Carry none of the pictures over; write out the complete data exactly.

[Entries with figure data]
/---
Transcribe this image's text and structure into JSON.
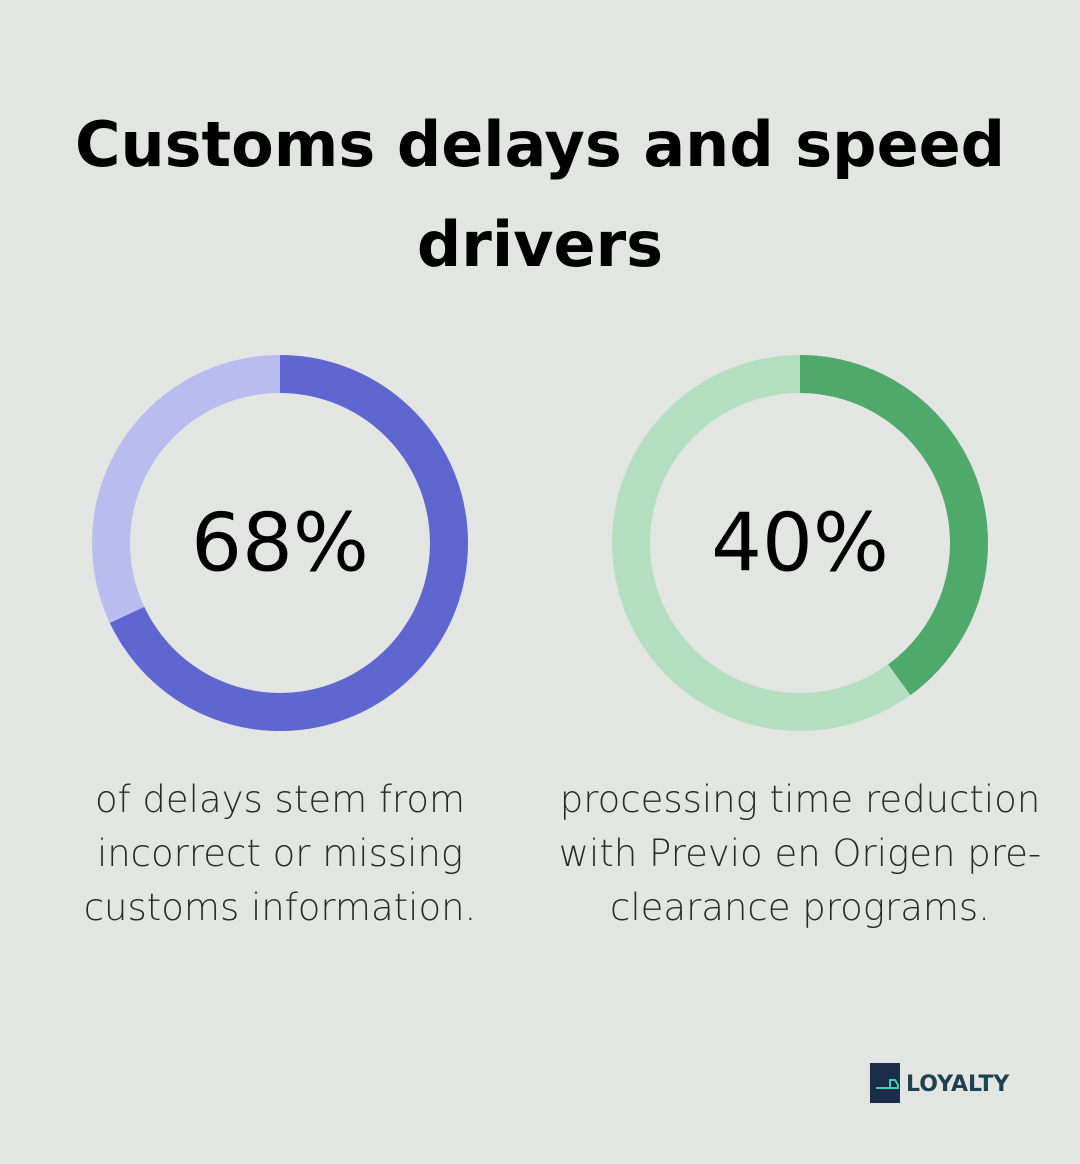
{
  "title": "Customs delays and speed drivers",
  "chart_data": [
    {
      "type": "donut",
      "values": [
        68
      ],
      "value_labels": [
        "68%"
      ],
      "ylim": [
        0,
        100
      ],
      "color": "#6066d0",
      "track_color": "#b9bcee",
      "caption": [
        "of delays stem from",
        "incorrect or missing",
        "customs information."
      ]
    },
    {
      "type": "donut",
      "values": [
        40
      ],
      "value_labels": [
        "40%"
      ],
      "ylim": [
        0,
        100
      ],
      "color": "#4fa96b",
      "track_color": "#b3dfc0",
      "caption": [
        "processing time reduction",
        "with Previo en Origen pre-",
        "clearance programs."
      ]
    }
  ],
  "logo": "LOYALTY"
}
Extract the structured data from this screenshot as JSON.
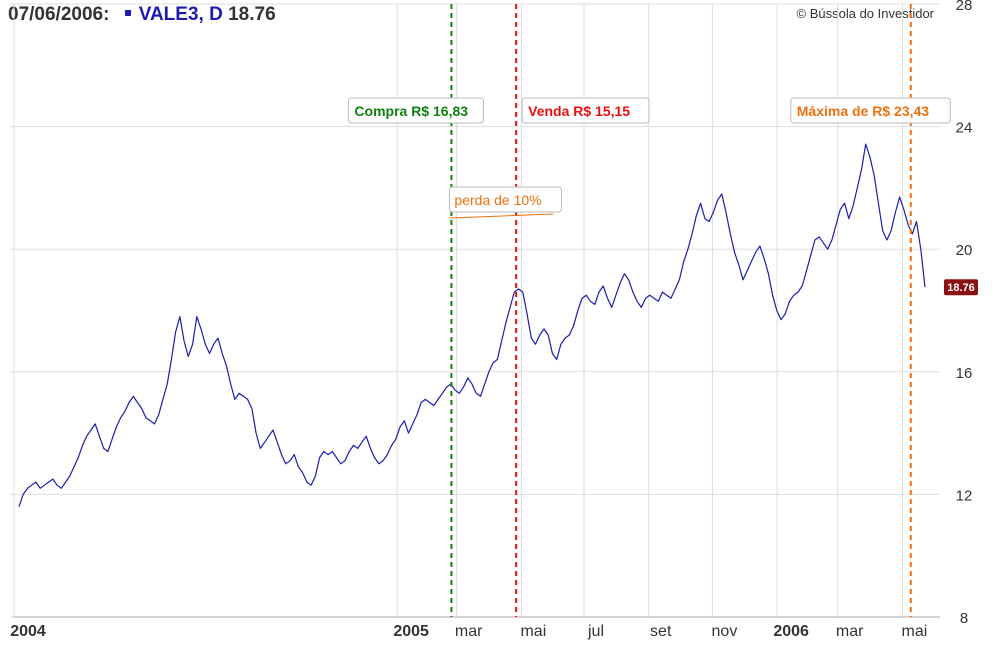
{
  "header": {
    "date": "07/06/2006:",
    "ticker": "VALE3, D",
    "price": "18.76"
  },
  "copyright": "© Bússola do Investidor",
  "colors": {
    "price_line": "#1c1cb0",
    "buy": "#108010",
    "sell": "#e81010",
    "max": "#f07010",
    "last_price_badge": "#8b1010",
    "grid": "#dddddd"
  },
  "chart_data": {
    "type": "line",
    "series": [
      {
        "name": "VALE3",
        "values": [
          11.6,
          12.0,
          12.2,
          12.3,
          12.4,
          12.2,
          12.3,
          12.4,
          12.5,
          12.3,
          12.2,
          12.4,
          12.6,
          12.9,
          13.2,
          13.6,
          13.9,
          14.1,
          14.3,
          13.9,
          13.5,
          13.4,
          13.8,
          14.2,
          14.5,
          14.7,
          15.0,
          15.2,
          15.0,
          14.8,
          14.5,
          14.4,
          14.3,
          14.6,
          15.1,
          15.6,
          16.4,
          17.3,
          17.8,
          17.0,
          16.5,
          16.9,
          17.8,
          17.4,
          16.9,
          16.6,
          16.9,
          17.1,
          16.6,
          16.2,
          15.6,
          15.1,
          15.3,
          15.2,
          15.1,
          14.8,
          14.0,
          13.5,
          13.7,
          13.9,
          14.1,
          13.7,
          13.3,
          13.0,
          13.1,
          13.3,
          12.9,
          12.7,
          12.4,
          12.3,
          12.6,
          13.2,
          13.4,
          13.3,
          13.4,
          13.2,
          13.0,
          13.1,
          13.4,
          13.6,
          13.5,
          13.7,
          13.9,
          13.5,
          13.2,
          13.0,
          13.1,
          13.3,
          13.6,
          13.8,
          14.2,
          14.4,
          14.0,
          14.3,
          14.6,
          15.0,
          15.1,
          15.0,
          14.9,
          15.1,
          15.3,
          15.5,
          15.6,
          15.4,
          15.3,
          15.5,
          15.8,
          15.6,
          15.3,
          15.2,
          15.6,
          16.0,
          16.3,
          16.4,
          17.0,
          17.6,
          18.1,
          18.6,
          18.7,
          18.6,
          17.9,
          17.1,
          16.9,
          17.2,
          17.4,
          17.2,
          16.6,
          16.4,
          16.9,
          17.1,
          17.2,
          17.5,
          18.0,
          18.4,
          18.5,
          18.3,
          18.2,
          18.6,
          18.8,
          18.4,
          18.1,
          18.5,
          18.9,
          19.2,
          19.0,
          18.6,
          18.3,
          18.1,
          18.4,
          18.5,
          18.4,
          18.3,
          18.6,
          18.5,
          18.4,
          18.7,
          19.0,
          19.6,
          20.0,
          20.5,
          21.1,
          21.5,
          21.0,
          20.9,
          21.2,
          21.6,
          21.8,
          21.2,
          20.5,
          19.9,
          19.5,
          19.0,
          19.3,
          19.6,
          19.9,
          20.1,
          19.7,
          19.2,
          18.5,
          18.0,
          17.7,
          17.9,
          18.3,
          18.5,
          18.6,
          18.8,
          19.3,
          19.8,
          20.3,
          20.4,
          20.2,
          20.0,
          20.3,
          20.8,
          21.3,
          21.5,
          21.0,
          21.4,
          22.0,
          22.6,
          23.43,
          23.0,
          22.4,
          21.5,
          20.6,
          20.3,
          20.6,
          21.2,
          21.7,
          21.3,
          20.8,
          20.5,
          20.9,
          20.0,
          18.76
        ]
      }
    ],
    "x_start": "2004-01-02",
    "x_end": "2006-06-07",
    "x_tick_labels": [
      {
        "label": "2004",
        "date": "2004-01-02",
        "bold": true
      },
      {
        "label": "2005",
        "date": "2005-01-03",
        "bold": true
      },
      {
        "label": "mar",
        "date": "2005-03-01",
        "bold": false
      },
      {
        "label": "mai",
        "date": "2005-05-02",
        "bold": false
      },
      {
        "label": "jul",
        "date": "2005-07-01",
        "bold": false
      },
      {
        "label": "set",
        "date": "2005-09-01",
        "bold": false
      },
      {
        "label": "nov",
        "date": "2005-11-01",
        "bold": false
      },
      {
        "label": "2006",
        "date": "2006-01-02",
        "bold": true
      },
      {
        "label": "mar",
        "date": "2006-03-01",
        "bold": false
      },
      {
        "label": "mai",
        "date": "2006-05-02",
        "bold": false
      }
    ],
    "y_ticks": [
      8,
      12,
      16,
      20,
      24,
      28
    ],
    "ylim": [
      8,
      28
    ],
    "markers": [
      {
        "id": "buy",
        "label": "Compra R$ 16,83",
        "date": "2005-02-24",
        "color": "#108010"
      },
      {
        "id": "sell",
        "label": "Venda R$ 15,15",
        "date": "2005-04-27",
        "color": "#e81010"
      },
      {
        "id": "max",
        "label": "Máxima de R$ 23,43",
        "date": "2006-05-10",
        "color": "#f07010"
      }
    ],
    "annotations": [
      {
        "id": "loss",
        "label": "perda de 10%"
      }
    ],
    "last_price": "18.76",
    "grid": true,
    "y_axis_position": "right"
  }
}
\---
**FINAL ANSWER:**
Transcribe this image's text and structure into JSON.
{
  "title": "Customs delays and speed drivers",
  "chart_data": [
    {
      "type": "donut",
      "values": [
        68
      ],
      "value_labels": [
        "68%"
      ],
      "ylim": [
        0,
        100
      ],
      "color": "#6066d0",
      "track_color": "#b9bcee",
      "caption": [
        "of delays stem from",
        "incorrect or missing",
        "customs information."
      ]
    },
    {
      "type": "donut",
      "values": [
        40
      ],
      "value_labels": [
        "40%"
      ],
      "ylim": [
        0,
        100
      ],
      "color": "#4fa96b",
      "track_color": "#b3dfc0",
      "caption": [
        "processing time reduction",
        "with Previo en Origen pre-",
        "clearance programs."
      ]
    }
  ],
  "logo": "LOYALTY"
}
Extract the structured data from this screenshot as JSON.
{
  "header": {
    "date": "07/06/2006:",
    "ticker": "VALE3, D",
    "price": "18.76"
  },
  "copyright": "© Bússola do Investidor",
  "colors": {
    "price_line": "#1c1cb0",
    "buy": "#108010",
    "sell": "#e81010",
    "max": "#f07010",
    "last_price_badge": "#8b1010",
    "grid": "#dddddd"
  },
  "chart_data": {
    "type": "line",
    "series": [
      {
        "name": "VALE3",
        "values": [
          11.6,
          12.0,
          12.2,
          12.3,
          12.4,
          12.2,
          12.3,
          12.4,
          12.5,
          12.3,
          12.2,
          12.4,
          12.6,
          12.9,
          13.2,
          13.6,
          13.9,
          14.1,
          14.3,
          13.9,
          13.5,
          13.4,
          13.8,
          14.2,
          14.5,
          14.7,
          15.0,
          15.2,
          15.0,
          14.8,
          14.5,
          14.4,
          14.3,
          14.6,
          15.1,
          15.6,
          16.4,
          17.3,
          17.8,
          17.0,
          16.5,
          16.9,
          17.8,
          17.4,
          16.9,
          16.6,
          16.9,
          17.1,
          16.6,
          16.2,
          15.6,
          15.1,
          15.3,
          15.2,
          15.1,
          14.8,
          14.0,
          13.5,
          13.7,
          13.9,
          14.1,
          13.7,
          13.3,
          13.0,
          13.1,
          13.3,
          12.9,
          12.7,
          12.4,
          12.3,
          12.6,
          13.2,
          13.4,
          13.3,
          13.4,
          13.2,
          13.0,
          13.1,
          13.4,
          13.6,
          13.5,
          13.7,
          13.9,
          13.5,
          13.2,
          13.0,
          13.1,
          13.3,
          13.6,
          13.8,
          14.2,
          14.4,
          14.0,
          14.3,
          14.6,
          15.0,
          15.1,
          15.0,
          14.9,
          15.1,
          15.3,
          15.5,
          15.6,
          15.4,
          15.3,
          15.5,
          15.8,
          15.6,
          15.3,
          15.2,
          15.6,
          16.0,
          16.3,
          16.4,
          17.0,
          17.6,
          18.1,
          18.6,
          18.7,
          18.6,
          17.9,
          17.1,
          16.9,
          17.2,
          17.4,
          17.2,
          16.6,
          16.4,
          16.9,
          17.1,
          17.2,
          17.5,
          18.0,
          18.4,
          18.5,
          18.3,
          18.2,
          18.6,
          18.8,
          18.4,
          18.1,
          18.5,
          18.9,
          19.2,
          19.0,
          18.6,
          18.3,
          18.1,
          18.4,
          18.5,
          18.4,
          18.3,
          18.6,
          18.5,
          18.4,
          18.7,
          19.0,
          19.6,
          20.0,
          20.5,
          21.1,
          21.5,
          21.0,
          20.9,
          21.2,
          21.6,
          21.8,
          21.2,
          20.5,
          19.9,
          19.5,
          19.0,
          19.3,
          19.6,
          19.9,
          20.1,
          19.7,
          19.2,
          18.5,
          18.0,
          17.7,
          17.9,
          18.3,
          18.5,
          18.6,
          18.8,
          19.3,
          19.8,
          20.3,
          20.4,
          20.2,
          20.0,
          20.3,
          20.8,
          21.3,
          21.5,
          21.0,
          21.4,
          22.0,
          22.6,
          23.43,
          23.0,
          22.4,
          21.5,
          20.6,
          20.3,
          20.6,
          21.2,
          21.7,
          21.3,
          20.8,
          20.5,
          20.9,
          20.0,
          18.76
        ]
      }
    ],
    "x_start": "2004-01-02",
    "x_end": "2006-06-07",
    "x_tick_labels": [
      {
        "label": "2004",
        "date": "2004-01-02",
        "bold": true
      },
      {
        "label": "2005",
        "date": "2005-01-03",
        "bold": true
      },
      {
        "label": "mar",
        "date": "2005-03-01",
        "bold": false
      },
      {
        "label": "mai",
        "date": "2005-05-02",
        "bold": false
      },
      {
        "label": "jul",
        "date": "2005-07-01",
        "bold": false
      },
      {
        "label": "set",
        "date": "2005-09-01",
        "bold": false
      },
      {
        "label": "nov",
        "date": "2005-11-01",
        "bold": false
      },
      {
        "label": "2006",
        "date": "2006-01-02",
        "bold": true
      },
      {
        "label": "mar",
        "date": "2006-03-01",
        "bold": false
      },
      {
        "label": "mai",
        "date": "2006-05-02",
        "bold": false
      }
    ],
    "y_ticks": [
      8,
      12,
      16,
      20,
      24,
      28
    ],
    "ylim": [
      8,
      28
    ],
    "markers": [
      {
        "id": "buy",
        "label": "Compra R$ 16,83",
        "date": "2005-02-24",
        "color": "#108010"
      },
      {
        "id": "sell",
        "label": "Venda R$ 15,15",
        "date": "2005-04-27",
        "color": "#e81010"
      },
      {
        "id": "max",
        "label": "Máxima de R$ 23,43",
        "date": "2006-05-10",
        "color": "#f07010"
      }
    ],
    "annotations": [
      {
        "id": "loss",
        "label": "perda de 10%"
      }
    ],
    "last_price": "18.76",
    "grid": true,
    "y_axis_position": "right"
  }
}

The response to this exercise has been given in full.